Ein Lichtblick – oder doch nur ein Tropfen auf den heißen Stein?

Chart of the Week

Unsere westlichen Nachbarn bleiben in den ökonomischen Schlagzeilen – dieses Mal jedoch mit einer erfreulichen Nachricht. Nachdem sich die Meldungen aus Frankreich in den letzten Wochen zumeist um die Regierungskrise drehten, die in Ernennung, Rücktritt und erneuter Ernennung von Premierminister Sébastien Lecornu gipfelte und an den Finanzmärkten zu Renditeaufschlägen für französische Staatsanleihen führte, vermeldete die Statistikbehörde INSEE gestern ein unverhofft hohes Wirtschaftswachstum im 3. Quartal.

Die Erwartungen hatten bei einem Wachstum von 0,1 Prozent gelegen, doch die französische Wirtschaft trotzte der politischen Unsicherheit und konnte ihr Bruttoinlandsprodukt um ganze 0,5 Prozent steigern. Maßgeblich waren eine solide Inlandsnachfrage und gestiegene Exporte vor allem im Bereich Luftfahrt – wobei noch unklar ist, ob es sich hier um den Beginn eines Booms aufgrund europaweit steigender Rüstungsausgaben handelt oder vielleicht nur um einen Einmaleffekt.

*****

• _AUFGABEN_:
(A) Welches Wachstum hatte man laut dem Text über Frankreichs Wirtschaftswachstum für das 3. Quartal erwartet?
(B) Schreib den Text über Frankreichs Wirtschaftswachstum im Anschluss an seinen letzten Satz weiter.

• _DATENSATZ_:
*****

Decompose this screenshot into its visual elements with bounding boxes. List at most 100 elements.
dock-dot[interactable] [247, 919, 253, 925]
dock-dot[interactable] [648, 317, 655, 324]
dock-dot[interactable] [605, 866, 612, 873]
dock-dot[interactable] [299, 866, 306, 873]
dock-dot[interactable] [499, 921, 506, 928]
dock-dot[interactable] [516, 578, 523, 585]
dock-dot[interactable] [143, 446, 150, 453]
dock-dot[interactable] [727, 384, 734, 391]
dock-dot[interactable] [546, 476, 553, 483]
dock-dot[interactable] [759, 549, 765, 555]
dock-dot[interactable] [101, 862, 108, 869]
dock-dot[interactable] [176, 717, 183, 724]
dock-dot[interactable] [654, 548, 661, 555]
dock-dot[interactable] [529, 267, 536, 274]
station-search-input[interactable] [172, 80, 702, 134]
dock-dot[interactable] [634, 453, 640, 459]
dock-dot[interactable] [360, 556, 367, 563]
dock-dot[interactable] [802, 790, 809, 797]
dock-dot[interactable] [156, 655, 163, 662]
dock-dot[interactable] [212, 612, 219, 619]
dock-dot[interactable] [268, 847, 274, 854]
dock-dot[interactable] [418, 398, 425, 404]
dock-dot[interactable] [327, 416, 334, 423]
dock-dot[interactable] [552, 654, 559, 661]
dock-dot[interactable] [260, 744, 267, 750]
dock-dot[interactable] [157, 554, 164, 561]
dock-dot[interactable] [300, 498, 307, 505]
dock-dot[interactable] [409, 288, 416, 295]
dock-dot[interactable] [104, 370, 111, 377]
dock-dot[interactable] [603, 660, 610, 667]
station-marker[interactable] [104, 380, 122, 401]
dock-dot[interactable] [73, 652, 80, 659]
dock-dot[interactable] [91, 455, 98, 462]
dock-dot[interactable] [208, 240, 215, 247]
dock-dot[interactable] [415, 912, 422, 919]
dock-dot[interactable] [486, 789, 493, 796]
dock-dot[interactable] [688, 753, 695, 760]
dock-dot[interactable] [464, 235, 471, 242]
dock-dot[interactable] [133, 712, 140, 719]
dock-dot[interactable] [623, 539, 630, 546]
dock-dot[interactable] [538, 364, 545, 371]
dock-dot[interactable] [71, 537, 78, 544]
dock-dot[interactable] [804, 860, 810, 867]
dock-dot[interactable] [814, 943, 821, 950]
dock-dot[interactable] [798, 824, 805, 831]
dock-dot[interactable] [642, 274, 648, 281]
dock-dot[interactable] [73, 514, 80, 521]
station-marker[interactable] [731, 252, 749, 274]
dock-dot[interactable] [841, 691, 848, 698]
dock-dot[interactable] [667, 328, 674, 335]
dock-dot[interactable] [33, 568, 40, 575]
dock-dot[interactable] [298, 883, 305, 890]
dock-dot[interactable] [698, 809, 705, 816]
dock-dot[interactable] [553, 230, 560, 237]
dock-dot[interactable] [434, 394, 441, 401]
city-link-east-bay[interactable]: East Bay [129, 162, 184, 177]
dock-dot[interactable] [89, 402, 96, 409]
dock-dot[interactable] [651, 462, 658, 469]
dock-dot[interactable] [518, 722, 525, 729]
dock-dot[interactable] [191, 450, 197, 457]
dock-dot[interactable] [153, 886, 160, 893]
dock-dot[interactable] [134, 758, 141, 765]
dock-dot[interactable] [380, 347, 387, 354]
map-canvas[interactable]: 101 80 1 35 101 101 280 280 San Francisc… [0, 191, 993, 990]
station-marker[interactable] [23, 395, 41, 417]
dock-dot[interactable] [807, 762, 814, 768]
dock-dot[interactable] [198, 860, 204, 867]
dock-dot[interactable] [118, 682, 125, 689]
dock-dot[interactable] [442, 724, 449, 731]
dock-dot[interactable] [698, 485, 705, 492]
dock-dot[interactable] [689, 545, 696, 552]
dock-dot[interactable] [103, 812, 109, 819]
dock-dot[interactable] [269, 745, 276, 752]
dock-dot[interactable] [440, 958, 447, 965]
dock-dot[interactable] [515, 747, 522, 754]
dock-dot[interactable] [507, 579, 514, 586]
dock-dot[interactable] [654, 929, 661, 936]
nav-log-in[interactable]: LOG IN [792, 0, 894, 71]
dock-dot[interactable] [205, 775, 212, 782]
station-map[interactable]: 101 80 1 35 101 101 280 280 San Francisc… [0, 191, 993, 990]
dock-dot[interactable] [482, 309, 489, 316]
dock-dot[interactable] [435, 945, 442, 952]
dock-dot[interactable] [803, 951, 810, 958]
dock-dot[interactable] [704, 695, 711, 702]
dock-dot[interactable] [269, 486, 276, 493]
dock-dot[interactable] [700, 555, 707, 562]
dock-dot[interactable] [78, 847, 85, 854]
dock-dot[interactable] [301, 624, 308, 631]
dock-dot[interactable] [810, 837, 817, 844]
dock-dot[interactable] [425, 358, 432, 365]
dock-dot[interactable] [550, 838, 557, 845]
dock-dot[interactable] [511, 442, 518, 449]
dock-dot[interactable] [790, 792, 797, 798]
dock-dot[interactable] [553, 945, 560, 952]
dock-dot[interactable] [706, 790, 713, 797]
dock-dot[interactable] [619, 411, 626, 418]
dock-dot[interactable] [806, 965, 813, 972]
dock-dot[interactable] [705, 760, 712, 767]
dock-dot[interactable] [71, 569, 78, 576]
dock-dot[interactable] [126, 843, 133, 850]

*****

• _ERGEBNISSE JE AUFGABE_:
(A) Ein Wachstum von 0,1 Prozent.

(B)
Nachrichten wie diese kann Frankreich gut gebrauchen. Nach seiner erneuten Ernennung ist Lecornu mittlerweile seit drei Wochen im Amt. Zwar ist es ihm gelungen, eine Regierung zu bilden, die seit ihrem Zusammentritt zwei Misstrauensanträge überstehen konnte. Der politische Preis dafür war aber die Zurückstellung der geplanten Rentenreform – eines der Projekte, die Frankreich helfen sollten, die Staatsfinanzen wieder besser in den Griff zu bekommen.

Leistungskürzungen und Steuererhöhungen sind nirgendwo populär – doch in Frankreich tut man sich traditionell noch ein bisschen schwerer als anderswo, politische Mehrheiten für derartige Maßnahmen zu finden. Und so hat die zweitgrößte Volkswirtschaft der Eurozone schon lange mit einer Staatsschuldenquote zu kämpfen, die deutlich höher liegt, als es die 60-Prozent-Grenze des Maastricht-Vertrags eigentlich vorsieht.

Entwicklung der Staatsschuldenquote seit 2019

(in Prozent des BIP)

Der Chart zeigt für die Jahre 2019 bis 2024 die Staatsschuldenquoten für Deutschland, Frankreich, Italien, Spanien und die Niederlande.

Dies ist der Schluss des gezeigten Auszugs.